INSTRUCTIONS FOR THE TASK
Retype each line of the material exactly, please, skipping any picture in it.

DATASET ENTRIES
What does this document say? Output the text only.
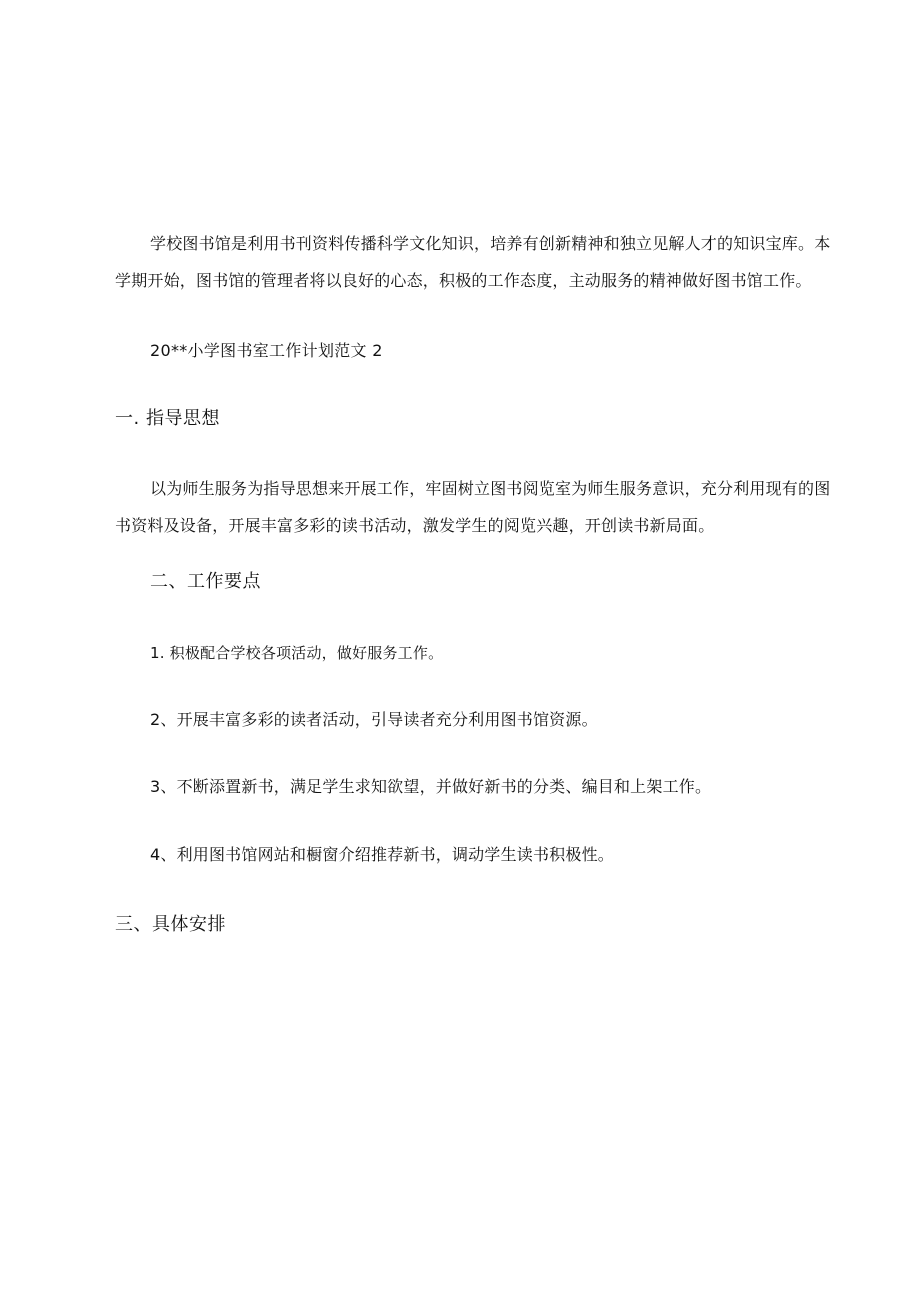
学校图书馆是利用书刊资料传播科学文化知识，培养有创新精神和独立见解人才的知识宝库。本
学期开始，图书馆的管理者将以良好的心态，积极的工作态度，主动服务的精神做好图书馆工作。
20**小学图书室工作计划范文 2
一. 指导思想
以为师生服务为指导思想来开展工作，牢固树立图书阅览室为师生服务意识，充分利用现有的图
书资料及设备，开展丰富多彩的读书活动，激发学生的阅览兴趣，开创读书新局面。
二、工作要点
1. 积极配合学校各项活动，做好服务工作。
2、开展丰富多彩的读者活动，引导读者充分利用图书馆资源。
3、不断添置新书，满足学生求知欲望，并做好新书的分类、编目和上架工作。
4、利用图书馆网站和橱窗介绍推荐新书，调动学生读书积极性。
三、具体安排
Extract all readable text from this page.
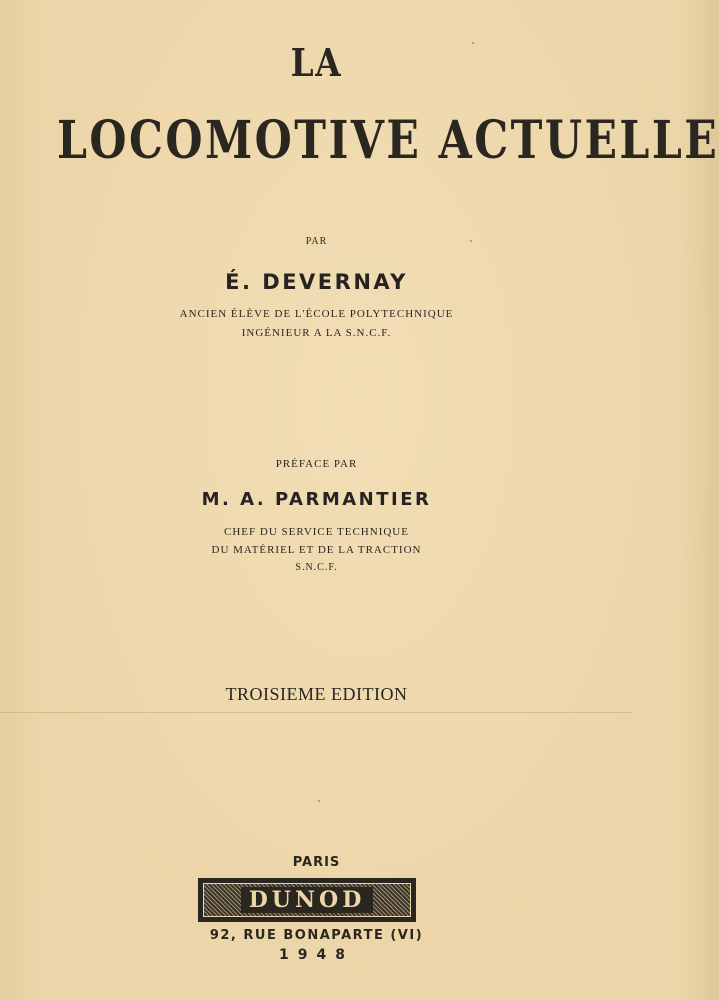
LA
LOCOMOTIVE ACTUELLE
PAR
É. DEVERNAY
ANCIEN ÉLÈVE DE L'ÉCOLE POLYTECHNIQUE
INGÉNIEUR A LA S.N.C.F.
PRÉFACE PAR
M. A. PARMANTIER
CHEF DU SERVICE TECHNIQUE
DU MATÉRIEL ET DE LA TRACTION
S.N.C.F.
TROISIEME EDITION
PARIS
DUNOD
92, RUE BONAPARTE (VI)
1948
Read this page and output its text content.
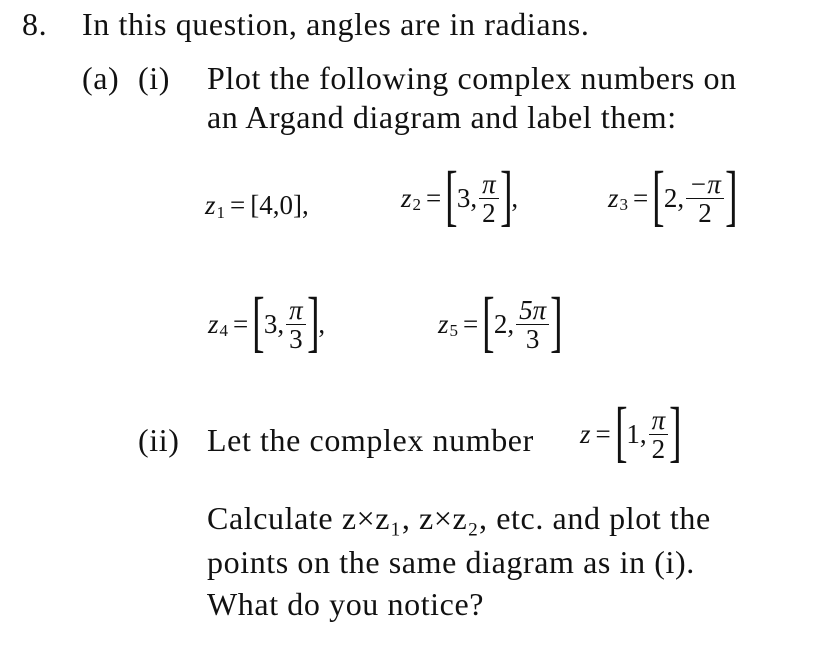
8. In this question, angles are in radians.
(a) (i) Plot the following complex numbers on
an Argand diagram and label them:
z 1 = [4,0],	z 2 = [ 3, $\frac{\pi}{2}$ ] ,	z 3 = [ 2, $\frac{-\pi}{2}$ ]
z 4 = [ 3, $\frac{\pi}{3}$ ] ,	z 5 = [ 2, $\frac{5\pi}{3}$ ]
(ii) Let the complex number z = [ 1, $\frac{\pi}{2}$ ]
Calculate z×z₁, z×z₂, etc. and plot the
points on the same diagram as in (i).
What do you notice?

RESPONSE
What does this document say? Output the text only.
学校图书馆是利用书刊资料传播科学文化知识，培养有创新精神和独立见解人才的知识宝库。本
学期开始，图书馆的管理者将以良好的心态，积极的工作态度，主动服务的精神做好图书馆工作。
20**小学图书室工作计划范文 2
一. 指导思想
以为师生服务为指导思想来开展工作，牢固树立图书阅览室为师生服务意识，充分利用现有的图
书资料及设备，开展丰富多彩的读书活动，激发学生的阅览兴趣，开创读书新局面。
二、工作要点
1. 积极配合学校各项活动，做好服务工作。
2、开展丰富多彩的读者活动，引导读者充分利用图书馆资源。
3、不断添置新书，满足学生求知欲望，并做好新书的分类、编目和上架工作。
4、利用图书馆网站和橱窗介绍推荐新书，调动学生读书积极性。
三、具体安排
Extract all readable text from this page.
LA
LOCOMOTIVE ACTUELLE
PAR
É. DEVERNAY
ANCIEN ÉLÈVE DE L'ÉCOLE POLYTECHNIQUE
INGÉNIEUR A LA S.N.C.F.
PRÉFACE PAR
M. A. PARMANTIER
CHEF DU SERVICE TECHNIQUE
DU MATÉRIEL ET DE LA TRACTION
S.N.C.F.
TROISIEME EDITION
PARIS
DUNOD
92, RUE BONAPARTE (VI)
1948
Read this page and output its text content.
8. In this question, angles are in radians.
(a) (i) Plot the following complex numbers on
an Argand diagram and label them:
z 1 = [4,0],	z 2 = [ 3, $\frac{\pi}{2}$ ] ,	z 3 = [ 2, $\frac{-\pi}{2}$ ]
z 4 = [ 3, $\frac{\pi}{3}$ ] ,	z 5 = [ 2, $\frac{5\pi}{3}$ ]
(ii) Let the complex number z = [ 1, $\frac{\pi}{2}$ ]
Calculate z×z₁, z×z₂, etc. and plot the
points on the same diagram as in (i).
What do you notice?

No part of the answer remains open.